* [TO BE DONE]: Collect all lines from the listing that include the string "impression".

* [EXERCISE DATA]:
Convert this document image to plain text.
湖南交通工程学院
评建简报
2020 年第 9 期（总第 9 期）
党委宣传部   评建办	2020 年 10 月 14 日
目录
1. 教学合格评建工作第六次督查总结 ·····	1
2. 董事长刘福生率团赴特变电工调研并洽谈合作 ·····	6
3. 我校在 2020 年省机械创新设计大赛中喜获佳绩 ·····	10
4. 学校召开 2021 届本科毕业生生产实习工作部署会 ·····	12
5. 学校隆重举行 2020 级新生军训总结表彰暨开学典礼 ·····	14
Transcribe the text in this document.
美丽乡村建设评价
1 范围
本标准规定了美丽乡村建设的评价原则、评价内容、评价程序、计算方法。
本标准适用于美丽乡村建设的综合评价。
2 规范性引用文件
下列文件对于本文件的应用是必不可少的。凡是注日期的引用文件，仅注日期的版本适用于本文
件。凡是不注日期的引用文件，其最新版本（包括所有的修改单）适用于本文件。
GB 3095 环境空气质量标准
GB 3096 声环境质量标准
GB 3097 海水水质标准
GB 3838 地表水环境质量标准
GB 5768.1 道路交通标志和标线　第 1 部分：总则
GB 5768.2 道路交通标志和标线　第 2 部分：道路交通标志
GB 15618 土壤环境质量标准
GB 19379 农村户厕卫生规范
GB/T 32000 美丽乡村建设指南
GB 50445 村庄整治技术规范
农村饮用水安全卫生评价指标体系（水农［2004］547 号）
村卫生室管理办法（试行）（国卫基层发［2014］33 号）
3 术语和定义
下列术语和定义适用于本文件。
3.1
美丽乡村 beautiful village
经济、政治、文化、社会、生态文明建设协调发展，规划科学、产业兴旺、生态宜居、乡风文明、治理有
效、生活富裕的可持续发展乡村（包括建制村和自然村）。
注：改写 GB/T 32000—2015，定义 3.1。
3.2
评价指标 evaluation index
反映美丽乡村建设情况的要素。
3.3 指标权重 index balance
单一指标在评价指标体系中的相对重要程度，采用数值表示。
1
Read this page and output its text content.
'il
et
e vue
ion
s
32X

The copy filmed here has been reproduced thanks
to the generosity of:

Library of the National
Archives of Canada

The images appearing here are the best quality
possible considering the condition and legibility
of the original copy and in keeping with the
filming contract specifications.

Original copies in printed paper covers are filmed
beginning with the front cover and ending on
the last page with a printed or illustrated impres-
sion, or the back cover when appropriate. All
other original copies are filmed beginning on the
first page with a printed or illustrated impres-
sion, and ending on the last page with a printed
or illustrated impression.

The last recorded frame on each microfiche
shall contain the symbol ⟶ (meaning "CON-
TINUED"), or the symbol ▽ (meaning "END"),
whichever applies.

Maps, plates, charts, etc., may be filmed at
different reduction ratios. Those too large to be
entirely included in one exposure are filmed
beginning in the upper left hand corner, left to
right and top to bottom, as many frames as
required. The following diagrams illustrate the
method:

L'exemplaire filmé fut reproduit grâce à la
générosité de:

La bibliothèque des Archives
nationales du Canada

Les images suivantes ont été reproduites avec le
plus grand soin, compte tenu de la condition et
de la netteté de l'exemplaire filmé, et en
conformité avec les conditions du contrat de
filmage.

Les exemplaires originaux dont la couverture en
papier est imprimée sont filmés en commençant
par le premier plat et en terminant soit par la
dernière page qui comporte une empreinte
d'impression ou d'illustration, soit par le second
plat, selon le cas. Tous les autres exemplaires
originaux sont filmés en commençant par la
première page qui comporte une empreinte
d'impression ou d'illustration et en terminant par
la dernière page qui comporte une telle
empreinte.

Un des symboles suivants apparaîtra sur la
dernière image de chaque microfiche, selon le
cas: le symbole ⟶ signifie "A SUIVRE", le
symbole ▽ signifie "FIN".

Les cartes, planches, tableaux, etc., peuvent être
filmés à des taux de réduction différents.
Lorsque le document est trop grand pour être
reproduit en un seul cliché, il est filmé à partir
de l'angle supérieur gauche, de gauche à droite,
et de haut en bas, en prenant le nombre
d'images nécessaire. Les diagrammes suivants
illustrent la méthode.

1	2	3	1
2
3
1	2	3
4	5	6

* [PROBLEM SOLUTION]:
or illustrated impression.
d'impression ou d'illustration, soit par le second
d'impression ou d'illustration et en terminant par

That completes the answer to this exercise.